──────── Supplied material

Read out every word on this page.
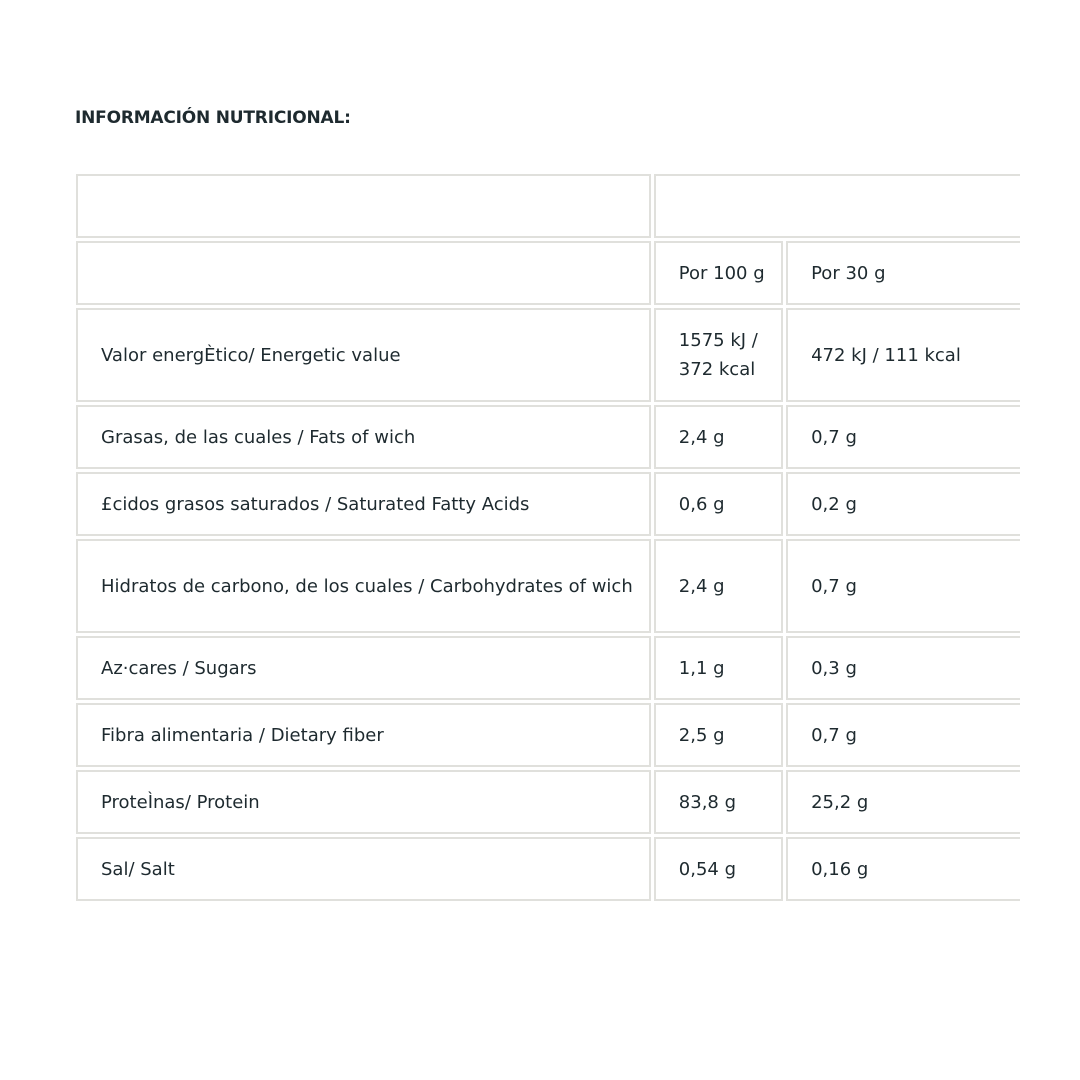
INFORMACIÓN NUTRICIONAL:

	Por 100 g	Por 30 g
Valor energÈtico/ Energetic value	1575 kJ / 372 kcal	472 kJ / 111 kcal
Grasas, de las cuales / Fats of wich	2,4 g	0,7 g
£cidos grasos saturados / Saturated Fatty Acids	0,6 g	0,2 g
Hidratos de carbono, de los cuales / Carbohydrates of wich	2,4 g	0,7 g
Az·cares / Sugars	1,1 g	0,3 g
Fibra alimentaria / Dietary fiber	2,5 g	0,7 g
ProteÌnas/ Protein	83,8 g	25,2 g
Sal/ Salt	0,54 g	0,16 g
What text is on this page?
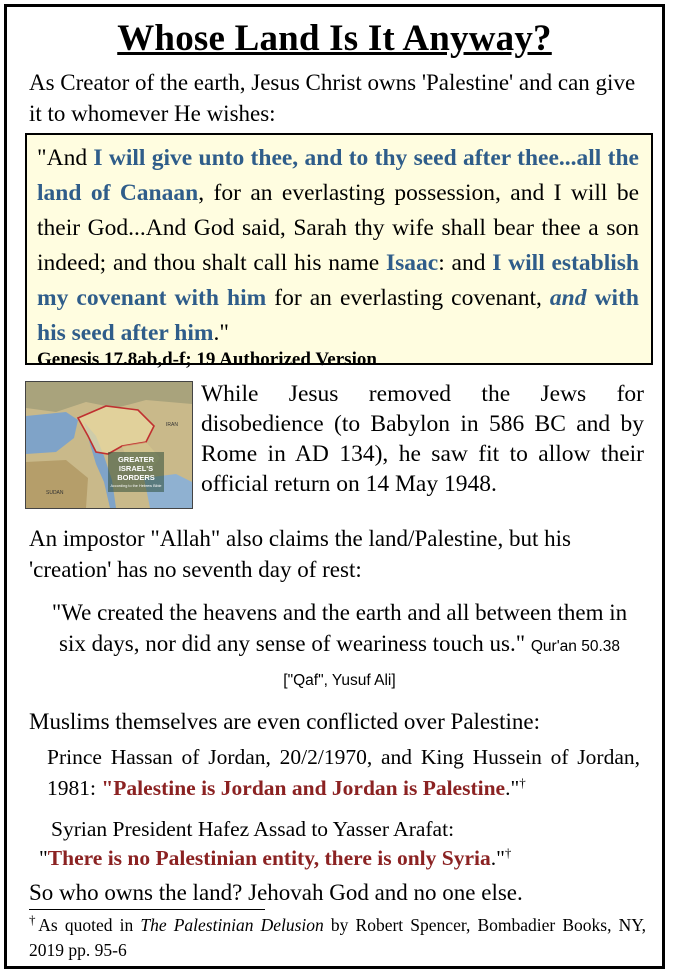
Whose Land Is It Anyway?
As Creator of the earth, Jesus Christ owns 'Palestine' and can give it to whomever He wishes:
"And I will give unto thee, and to thy seed after thee...all the land of Canaan, for an everlasting possession, and I will be their God...And God said, Sarah thy wife shall bear thee a son indeed; and thou shalt call his name Isaac: and I will establish my covenant with him for an everlasting covenant, and with his seed after him."
Genesis 17.8ab,d-f; 19 Authorized Version
GREATER
ISRAEL'S
BORDERS
According to the Hebrew Bible
SUDAN
IRAN
While Jesus removed the Jews for disobedience (to Babylon in 586 BC and by Rome in AD 134), he saw fit to allow their official return on 14 May 1948.
An impostor "Allah" also claims the land/Palestine, but his 'creation' has no seventh day of rest:
"We created the heavens and the earth and all between them in six days, nor did any sense of weariness touch us." Qur'an 50.38 ["Qaf", Yusuf Ali]
Muslims themselves are even conflicted over Palestine:
Prince Hassan of Jordan, 20/2/1970, and King Hussein of Jordan, 1981: "Palestine is Jordan and Jordan is Palestine."†
Syrian President Hafez Assad to Yasser Arafat:
"There is no Palestinian entity, there is only Syria."†
So who owns the land? Jehovah God and no one else.
†As quoted in The Palestinian Delusion by Robert Spencer, Bombadier Books, NY, 2019 pp. 95-6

────────────────

### Problem to solve
Make an exact copy of the records above, with the pictures left out.

### Solution for this problem
Read out every word on this page.
INFORMACIÓN NUTRICIONAL:

	Por 100 g	Por 30 g
Valor energÈtico/ Energetic value	1575 kJ / 372 kcal	472 kJ / 111 kcal
Grasas, de las cuales / Fats of wich	2,4 g	0,7 g
£cidos grasos saturados / Saturated Fatty Acids	0,6 g	0,2 g
Hidratos de carbono, de los cuales / Carbohydrates of wich	2,4 g	0,7 g
Az·cares / Sugars	1,1 g	0,3 g
Fibra alimentaria / Dietary fiber	2,5 g	0,7 g
ProteÌnas/ Protein	83,8 g	25,2 g
Sal/ Salt	0,54 g	0,16 g
What text is on this page?
Whose Land Is It Anyway?
As Creator of the earth, Jesus Christ owns 'Palestine' and can give it to whomever He wishes:
"And I will give unto thee, and to thy seed after thee...all the land of Canaan, for an everlasting possession, and I will be their God...And God said, Sarah thy wife shall bear thee a son indeed; and thou shalt call his name Isaac: and I will establish my covenant with him for an everlasting covenant, and with his seed after him."
Genesis 17.8ab,d-f; 19 Authorized Version
GREATER
ISRAEL'S
BORDERS
According to the Hebrew Bible
SUDAN
IRAN
While Jesus removed the Jews for disobedience (to Babylon in 586 BC and by Rome in AD 134), he saw fit to allow their official return on 14 May 1948.
An impostor "Allah" also claims the land/Palestine, but his 'creation' has no seventh day of rest:
"We created the heavens and the earth and all between them in six days, nor did any sense of weariness touch us." Qur'an 50.38 ["Qaf", Yusuf Ali]
Muslims themselves are even conflicted over Palestine:
Prince Hassan of Jordan, 20/2/1970, and King Hussein of Jordan, 1981: "Palestine is Jordan and Jordan is Palestine."†
Syrian President Hafez Assad to Yasser Arafat:
"There is no Palestinian entity, there is only Syria."†
So who owns the land? Jehovah God and no one else.
†As quoted in The Palestinian Delusion by Robert Spencer, Bombadier Books, NY, 2019 pp. 95-6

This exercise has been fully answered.